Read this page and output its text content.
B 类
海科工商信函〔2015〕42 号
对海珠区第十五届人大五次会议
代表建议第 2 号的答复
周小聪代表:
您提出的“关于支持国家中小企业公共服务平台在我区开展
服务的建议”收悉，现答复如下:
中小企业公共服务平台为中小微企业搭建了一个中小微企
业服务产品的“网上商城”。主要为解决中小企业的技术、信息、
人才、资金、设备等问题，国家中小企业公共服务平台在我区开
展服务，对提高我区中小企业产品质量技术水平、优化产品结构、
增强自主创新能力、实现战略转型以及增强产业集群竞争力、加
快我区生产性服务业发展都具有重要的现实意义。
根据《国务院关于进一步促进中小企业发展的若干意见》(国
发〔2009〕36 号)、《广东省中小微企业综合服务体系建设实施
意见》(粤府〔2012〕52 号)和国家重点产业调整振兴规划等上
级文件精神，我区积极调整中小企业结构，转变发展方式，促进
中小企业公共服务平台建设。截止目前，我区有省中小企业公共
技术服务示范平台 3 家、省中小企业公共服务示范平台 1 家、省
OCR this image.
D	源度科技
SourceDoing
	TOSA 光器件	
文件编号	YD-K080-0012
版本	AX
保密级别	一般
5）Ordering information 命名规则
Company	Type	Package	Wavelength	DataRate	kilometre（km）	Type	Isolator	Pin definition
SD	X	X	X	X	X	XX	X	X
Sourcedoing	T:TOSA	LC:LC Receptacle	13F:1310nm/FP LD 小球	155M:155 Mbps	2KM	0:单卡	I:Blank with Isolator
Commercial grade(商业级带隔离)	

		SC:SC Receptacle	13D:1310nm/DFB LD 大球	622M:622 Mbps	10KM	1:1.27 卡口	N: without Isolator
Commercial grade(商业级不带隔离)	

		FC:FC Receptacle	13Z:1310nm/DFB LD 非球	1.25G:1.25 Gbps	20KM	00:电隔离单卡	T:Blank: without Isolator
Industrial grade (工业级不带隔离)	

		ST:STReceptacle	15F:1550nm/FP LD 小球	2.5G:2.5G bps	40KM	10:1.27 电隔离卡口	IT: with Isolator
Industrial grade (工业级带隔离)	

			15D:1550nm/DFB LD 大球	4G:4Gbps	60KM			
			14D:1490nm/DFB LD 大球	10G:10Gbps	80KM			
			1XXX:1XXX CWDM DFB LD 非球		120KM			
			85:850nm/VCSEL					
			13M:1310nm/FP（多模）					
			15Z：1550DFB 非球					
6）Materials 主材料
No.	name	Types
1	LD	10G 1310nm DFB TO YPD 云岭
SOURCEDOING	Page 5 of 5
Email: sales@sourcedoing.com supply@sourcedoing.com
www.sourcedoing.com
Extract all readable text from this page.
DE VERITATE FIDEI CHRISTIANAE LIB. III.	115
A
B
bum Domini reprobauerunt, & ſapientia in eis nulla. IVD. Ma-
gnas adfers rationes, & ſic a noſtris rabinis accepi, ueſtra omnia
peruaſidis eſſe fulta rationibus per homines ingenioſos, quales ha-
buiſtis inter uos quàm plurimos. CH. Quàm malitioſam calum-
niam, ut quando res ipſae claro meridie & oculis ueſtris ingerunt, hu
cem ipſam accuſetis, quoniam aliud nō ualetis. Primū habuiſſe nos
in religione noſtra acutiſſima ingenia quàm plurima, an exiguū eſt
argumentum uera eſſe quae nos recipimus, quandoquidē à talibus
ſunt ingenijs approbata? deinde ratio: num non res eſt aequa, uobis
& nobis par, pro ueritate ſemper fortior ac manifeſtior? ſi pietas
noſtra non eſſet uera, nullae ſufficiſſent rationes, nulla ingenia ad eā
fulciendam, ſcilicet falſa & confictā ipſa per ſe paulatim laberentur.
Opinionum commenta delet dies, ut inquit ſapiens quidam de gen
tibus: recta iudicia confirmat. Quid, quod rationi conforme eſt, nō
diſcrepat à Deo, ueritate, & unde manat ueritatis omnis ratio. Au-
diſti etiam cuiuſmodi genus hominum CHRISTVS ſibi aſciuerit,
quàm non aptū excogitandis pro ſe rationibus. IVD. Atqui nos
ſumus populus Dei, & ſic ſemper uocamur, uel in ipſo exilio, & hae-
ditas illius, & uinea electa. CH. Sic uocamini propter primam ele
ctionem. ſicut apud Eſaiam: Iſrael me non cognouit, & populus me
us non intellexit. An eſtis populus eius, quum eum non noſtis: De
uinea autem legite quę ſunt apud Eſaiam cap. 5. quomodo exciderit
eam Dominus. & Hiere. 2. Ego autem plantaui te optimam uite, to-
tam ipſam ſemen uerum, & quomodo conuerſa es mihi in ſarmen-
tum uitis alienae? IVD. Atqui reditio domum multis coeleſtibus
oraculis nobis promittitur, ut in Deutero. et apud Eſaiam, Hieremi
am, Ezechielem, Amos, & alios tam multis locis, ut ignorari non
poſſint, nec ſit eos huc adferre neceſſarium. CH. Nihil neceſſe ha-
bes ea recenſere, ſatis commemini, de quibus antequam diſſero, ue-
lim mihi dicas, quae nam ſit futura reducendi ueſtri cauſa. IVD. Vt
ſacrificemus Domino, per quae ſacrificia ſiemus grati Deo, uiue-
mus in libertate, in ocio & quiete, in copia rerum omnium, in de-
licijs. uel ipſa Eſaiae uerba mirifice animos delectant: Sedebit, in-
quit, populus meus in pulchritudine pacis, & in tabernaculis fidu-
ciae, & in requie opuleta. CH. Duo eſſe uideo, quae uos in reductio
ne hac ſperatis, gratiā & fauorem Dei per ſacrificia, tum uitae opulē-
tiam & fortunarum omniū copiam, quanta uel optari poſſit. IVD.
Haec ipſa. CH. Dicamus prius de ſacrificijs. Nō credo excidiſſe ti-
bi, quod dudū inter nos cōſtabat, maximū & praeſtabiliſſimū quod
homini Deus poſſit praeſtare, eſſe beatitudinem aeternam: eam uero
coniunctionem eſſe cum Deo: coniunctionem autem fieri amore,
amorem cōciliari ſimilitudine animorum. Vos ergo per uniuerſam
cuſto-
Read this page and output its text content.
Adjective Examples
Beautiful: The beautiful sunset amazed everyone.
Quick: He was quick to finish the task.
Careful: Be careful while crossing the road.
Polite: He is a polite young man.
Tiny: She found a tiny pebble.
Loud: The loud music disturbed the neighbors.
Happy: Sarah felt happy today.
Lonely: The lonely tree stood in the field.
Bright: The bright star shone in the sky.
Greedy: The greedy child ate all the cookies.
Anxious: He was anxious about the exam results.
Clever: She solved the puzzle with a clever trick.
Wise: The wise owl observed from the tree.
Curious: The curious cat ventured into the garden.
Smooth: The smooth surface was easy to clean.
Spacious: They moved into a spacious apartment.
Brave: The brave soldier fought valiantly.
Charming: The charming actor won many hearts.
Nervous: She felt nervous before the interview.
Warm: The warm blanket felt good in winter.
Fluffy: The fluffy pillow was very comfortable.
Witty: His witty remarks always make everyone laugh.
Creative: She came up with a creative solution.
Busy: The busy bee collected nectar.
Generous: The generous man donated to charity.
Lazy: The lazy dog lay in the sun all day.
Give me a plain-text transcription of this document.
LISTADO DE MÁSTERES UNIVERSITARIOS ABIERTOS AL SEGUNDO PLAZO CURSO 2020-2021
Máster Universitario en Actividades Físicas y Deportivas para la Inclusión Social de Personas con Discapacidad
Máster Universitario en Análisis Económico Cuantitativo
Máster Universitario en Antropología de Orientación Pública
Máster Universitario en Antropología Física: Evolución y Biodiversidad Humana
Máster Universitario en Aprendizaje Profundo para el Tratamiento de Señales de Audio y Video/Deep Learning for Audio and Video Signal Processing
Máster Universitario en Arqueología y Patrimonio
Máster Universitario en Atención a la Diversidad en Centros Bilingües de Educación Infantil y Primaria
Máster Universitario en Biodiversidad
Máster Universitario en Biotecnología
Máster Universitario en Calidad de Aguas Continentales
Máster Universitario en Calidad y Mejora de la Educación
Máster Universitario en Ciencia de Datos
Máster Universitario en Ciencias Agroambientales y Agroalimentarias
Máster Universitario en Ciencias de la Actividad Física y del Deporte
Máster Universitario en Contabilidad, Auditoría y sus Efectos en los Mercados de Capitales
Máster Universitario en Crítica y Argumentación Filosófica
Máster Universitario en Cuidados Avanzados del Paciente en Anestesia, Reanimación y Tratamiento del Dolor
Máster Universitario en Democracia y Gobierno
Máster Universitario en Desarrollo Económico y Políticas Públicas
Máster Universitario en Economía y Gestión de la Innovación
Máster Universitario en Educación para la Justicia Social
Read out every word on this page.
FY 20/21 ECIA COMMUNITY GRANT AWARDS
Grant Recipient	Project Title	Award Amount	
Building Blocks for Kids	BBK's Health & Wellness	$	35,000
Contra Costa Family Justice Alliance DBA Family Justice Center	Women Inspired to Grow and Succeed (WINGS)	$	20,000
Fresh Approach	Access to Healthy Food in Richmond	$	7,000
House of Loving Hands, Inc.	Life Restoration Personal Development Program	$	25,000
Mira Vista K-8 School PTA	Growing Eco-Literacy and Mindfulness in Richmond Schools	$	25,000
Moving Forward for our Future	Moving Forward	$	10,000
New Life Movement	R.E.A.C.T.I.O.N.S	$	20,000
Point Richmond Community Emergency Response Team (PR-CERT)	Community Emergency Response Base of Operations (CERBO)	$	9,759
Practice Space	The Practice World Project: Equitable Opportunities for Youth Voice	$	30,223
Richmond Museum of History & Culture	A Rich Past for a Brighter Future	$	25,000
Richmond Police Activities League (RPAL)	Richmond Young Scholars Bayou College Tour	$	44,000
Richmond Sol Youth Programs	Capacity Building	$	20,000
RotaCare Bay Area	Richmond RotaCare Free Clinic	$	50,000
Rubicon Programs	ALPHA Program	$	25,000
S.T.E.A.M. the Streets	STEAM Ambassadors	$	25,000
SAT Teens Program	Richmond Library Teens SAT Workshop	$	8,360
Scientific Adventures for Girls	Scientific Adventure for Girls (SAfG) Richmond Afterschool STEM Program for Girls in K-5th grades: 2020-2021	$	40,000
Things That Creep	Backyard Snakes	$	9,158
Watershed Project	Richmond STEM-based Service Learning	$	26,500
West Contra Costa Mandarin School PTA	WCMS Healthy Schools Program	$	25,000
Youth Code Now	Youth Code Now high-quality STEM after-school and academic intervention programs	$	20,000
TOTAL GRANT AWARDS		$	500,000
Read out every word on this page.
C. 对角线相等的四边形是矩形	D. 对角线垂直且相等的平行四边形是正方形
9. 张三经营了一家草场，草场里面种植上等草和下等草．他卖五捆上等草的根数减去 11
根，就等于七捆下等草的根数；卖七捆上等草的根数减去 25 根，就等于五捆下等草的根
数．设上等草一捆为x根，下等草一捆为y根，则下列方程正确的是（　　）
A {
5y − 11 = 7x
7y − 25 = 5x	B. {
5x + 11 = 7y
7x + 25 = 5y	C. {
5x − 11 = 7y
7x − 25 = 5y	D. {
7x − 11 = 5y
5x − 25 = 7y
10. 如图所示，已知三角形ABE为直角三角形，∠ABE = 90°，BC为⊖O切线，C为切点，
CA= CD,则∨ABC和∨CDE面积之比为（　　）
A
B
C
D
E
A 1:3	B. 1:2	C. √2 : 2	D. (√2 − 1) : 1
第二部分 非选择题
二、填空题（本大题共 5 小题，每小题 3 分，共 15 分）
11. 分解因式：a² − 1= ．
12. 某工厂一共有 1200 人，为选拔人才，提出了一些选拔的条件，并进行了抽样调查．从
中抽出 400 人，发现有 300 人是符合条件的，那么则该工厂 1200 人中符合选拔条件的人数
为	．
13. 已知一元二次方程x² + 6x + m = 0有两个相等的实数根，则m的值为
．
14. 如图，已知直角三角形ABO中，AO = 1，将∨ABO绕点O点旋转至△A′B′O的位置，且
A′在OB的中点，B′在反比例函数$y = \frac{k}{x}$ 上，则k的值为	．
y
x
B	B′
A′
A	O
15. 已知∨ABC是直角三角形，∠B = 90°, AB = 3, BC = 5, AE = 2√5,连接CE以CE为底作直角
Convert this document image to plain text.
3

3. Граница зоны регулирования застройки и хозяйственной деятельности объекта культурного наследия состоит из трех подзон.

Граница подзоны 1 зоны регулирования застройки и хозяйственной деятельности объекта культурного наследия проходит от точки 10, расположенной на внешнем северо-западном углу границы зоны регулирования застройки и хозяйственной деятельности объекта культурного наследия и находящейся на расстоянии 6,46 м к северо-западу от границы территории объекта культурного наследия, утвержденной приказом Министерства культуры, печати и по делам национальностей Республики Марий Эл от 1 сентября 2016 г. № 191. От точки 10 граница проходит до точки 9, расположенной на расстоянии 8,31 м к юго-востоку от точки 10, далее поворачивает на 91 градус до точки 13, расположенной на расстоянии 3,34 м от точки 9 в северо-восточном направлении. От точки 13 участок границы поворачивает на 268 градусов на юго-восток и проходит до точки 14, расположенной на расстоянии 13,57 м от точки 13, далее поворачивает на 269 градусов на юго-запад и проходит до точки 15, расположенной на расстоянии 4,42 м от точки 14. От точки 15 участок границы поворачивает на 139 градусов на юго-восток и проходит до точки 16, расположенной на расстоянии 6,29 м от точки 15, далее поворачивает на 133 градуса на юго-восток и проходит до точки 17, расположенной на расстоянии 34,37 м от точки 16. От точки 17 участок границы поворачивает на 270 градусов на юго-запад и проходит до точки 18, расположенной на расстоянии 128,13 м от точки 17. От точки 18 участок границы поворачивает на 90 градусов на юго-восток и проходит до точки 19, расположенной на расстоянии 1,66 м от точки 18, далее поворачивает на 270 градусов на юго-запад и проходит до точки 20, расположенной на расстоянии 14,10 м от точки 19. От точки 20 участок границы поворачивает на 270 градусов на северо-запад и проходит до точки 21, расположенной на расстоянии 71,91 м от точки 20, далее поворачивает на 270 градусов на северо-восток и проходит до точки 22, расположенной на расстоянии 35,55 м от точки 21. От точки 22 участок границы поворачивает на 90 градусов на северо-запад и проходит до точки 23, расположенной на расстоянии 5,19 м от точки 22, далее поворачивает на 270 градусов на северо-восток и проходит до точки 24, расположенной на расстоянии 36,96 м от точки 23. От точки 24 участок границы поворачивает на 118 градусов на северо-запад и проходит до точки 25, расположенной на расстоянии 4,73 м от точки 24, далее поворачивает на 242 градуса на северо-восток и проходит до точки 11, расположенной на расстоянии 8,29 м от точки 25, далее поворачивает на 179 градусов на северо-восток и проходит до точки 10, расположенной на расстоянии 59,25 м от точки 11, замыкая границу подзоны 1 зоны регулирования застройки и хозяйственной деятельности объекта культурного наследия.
-- -- --
REQUIRED WORK -> Tally the lines of the records holding the word "Mbps", then state only the tally.

FULL RESPONSE -> 2